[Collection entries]
────────────────────

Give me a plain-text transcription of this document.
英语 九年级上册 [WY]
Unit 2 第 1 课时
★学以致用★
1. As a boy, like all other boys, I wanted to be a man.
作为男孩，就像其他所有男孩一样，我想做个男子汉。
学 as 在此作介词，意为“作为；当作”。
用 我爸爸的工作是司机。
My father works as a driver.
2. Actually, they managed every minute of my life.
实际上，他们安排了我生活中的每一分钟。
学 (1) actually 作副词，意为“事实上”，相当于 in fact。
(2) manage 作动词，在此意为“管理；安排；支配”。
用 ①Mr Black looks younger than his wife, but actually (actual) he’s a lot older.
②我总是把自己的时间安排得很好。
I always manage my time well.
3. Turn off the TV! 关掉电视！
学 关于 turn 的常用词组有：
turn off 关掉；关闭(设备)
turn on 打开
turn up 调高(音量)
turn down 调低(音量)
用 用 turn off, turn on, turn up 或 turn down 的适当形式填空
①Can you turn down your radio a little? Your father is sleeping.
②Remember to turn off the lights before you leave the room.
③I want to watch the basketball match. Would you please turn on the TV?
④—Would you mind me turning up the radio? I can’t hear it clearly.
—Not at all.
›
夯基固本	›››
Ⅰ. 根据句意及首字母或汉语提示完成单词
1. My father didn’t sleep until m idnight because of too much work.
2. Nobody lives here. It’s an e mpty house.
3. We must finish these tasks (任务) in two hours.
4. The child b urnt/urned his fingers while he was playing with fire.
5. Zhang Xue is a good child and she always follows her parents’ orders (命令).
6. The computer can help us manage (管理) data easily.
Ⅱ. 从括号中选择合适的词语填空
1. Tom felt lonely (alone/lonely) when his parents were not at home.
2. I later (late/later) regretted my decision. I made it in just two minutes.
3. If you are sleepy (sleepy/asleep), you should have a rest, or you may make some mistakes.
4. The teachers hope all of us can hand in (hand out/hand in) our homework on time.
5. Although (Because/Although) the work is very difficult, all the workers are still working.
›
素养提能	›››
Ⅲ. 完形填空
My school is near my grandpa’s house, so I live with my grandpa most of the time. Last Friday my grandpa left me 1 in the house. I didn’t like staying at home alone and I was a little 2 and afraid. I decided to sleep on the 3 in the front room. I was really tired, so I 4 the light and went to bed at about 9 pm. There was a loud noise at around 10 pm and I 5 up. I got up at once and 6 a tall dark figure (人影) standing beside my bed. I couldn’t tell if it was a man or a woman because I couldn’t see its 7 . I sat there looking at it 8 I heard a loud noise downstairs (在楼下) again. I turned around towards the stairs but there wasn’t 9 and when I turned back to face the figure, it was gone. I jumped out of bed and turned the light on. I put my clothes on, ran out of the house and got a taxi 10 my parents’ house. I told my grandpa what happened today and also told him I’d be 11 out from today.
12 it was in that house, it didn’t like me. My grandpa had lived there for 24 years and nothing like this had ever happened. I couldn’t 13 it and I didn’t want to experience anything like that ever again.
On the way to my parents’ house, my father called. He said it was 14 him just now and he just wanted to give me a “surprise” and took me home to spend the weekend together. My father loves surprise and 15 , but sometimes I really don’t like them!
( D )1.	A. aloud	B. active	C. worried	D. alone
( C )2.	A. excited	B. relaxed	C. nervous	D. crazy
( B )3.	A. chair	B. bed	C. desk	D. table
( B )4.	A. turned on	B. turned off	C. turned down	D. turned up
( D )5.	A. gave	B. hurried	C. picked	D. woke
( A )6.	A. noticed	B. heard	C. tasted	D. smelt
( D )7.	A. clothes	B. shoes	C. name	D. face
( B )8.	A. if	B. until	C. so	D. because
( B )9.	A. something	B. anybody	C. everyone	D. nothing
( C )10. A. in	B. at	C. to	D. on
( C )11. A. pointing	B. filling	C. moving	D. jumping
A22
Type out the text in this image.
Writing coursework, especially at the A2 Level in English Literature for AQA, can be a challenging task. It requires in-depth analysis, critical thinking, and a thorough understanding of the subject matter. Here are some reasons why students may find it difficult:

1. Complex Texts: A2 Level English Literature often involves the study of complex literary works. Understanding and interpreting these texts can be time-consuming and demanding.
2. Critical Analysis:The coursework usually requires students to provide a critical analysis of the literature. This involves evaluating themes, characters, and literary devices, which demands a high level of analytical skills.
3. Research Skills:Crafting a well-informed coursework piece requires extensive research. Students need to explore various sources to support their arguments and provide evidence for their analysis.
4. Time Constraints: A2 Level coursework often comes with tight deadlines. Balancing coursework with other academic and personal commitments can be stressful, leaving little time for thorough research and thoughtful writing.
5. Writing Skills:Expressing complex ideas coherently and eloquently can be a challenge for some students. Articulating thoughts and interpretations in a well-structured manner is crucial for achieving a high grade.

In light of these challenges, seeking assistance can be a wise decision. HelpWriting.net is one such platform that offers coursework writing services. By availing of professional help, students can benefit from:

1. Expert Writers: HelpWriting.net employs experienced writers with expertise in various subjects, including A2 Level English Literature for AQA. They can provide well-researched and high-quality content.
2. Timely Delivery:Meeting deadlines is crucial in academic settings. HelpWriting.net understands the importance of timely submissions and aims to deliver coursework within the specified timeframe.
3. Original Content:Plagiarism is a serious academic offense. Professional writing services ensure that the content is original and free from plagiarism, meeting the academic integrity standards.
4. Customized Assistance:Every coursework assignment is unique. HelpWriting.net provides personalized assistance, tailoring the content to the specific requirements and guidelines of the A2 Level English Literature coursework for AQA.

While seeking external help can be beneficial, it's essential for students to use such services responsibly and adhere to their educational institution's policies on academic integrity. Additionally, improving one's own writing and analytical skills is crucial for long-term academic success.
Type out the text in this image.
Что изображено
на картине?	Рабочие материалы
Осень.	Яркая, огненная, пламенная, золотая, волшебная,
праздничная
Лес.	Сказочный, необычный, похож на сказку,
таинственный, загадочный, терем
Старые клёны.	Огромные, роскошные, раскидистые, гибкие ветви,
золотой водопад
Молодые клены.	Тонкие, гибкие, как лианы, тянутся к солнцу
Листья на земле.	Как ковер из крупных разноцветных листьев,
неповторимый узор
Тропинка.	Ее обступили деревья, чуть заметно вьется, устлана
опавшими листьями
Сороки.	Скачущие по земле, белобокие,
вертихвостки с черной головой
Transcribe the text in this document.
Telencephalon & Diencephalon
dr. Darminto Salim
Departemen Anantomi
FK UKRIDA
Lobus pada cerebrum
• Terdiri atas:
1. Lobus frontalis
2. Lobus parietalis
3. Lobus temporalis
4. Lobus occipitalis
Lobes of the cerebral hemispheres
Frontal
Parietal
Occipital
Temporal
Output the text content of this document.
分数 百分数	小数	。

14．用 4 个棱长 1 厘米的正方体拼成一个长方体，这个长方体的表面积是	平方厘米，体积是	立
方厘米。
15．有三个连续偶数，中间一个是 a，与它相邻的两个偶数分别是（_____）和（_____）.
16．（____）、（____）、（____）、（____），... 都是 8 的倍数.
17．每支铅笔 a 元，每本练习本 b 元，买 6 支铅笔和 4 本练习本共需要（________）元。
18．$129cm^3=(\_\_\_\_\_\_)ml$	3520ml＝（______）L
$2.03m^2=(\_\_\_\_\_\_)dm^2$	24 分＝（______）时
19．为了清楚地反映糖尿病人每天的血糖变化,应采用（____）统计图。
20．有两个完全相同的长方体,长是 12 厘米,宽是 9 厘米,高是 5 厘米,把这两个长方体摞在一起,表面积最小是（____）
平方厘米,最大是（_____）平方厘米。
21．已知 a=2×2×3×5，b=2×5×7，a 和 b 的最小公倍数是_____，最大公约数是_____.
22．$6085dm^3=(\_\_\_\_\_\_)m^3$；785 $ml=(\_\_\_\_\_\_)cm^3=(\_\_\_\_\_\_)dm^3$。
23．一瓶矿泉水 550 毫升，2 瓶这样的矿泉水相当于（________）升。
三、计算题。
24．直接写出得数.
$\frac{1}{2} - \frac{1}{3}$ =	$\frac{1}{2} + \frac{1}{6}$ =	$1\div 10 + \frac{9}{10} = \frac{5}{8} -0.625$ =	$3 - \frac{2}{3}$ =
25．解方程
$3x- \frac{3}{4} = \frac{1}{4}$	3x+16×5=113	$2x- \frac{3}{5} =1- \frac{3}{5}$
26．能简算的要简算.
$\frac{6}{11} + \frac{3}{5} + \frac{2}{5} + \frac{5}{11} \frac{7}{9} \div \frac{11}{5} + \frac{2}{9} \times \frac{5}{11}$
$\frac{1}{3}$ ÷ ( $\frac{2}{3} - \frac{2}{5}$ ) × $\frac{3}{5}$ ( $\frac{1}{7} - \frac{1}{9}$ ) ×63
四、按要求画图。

────────────────────

[YOUR OBJECTIVE] Pick out each line that holds the string "assistance".

[REPLY]
In light of these challenges, seeking assistance can be a wise decision. HelpWriting.net is one such platform that offers coursework writing services. By availing of professional help, students can benefit from:
4. Customized Assistance:Every coursework assignment is unique. HelpWriting.net provides personalized assistance, tailoring the content to the specific requirements and guidelines of the A2 Level English Literature coursework for AQA.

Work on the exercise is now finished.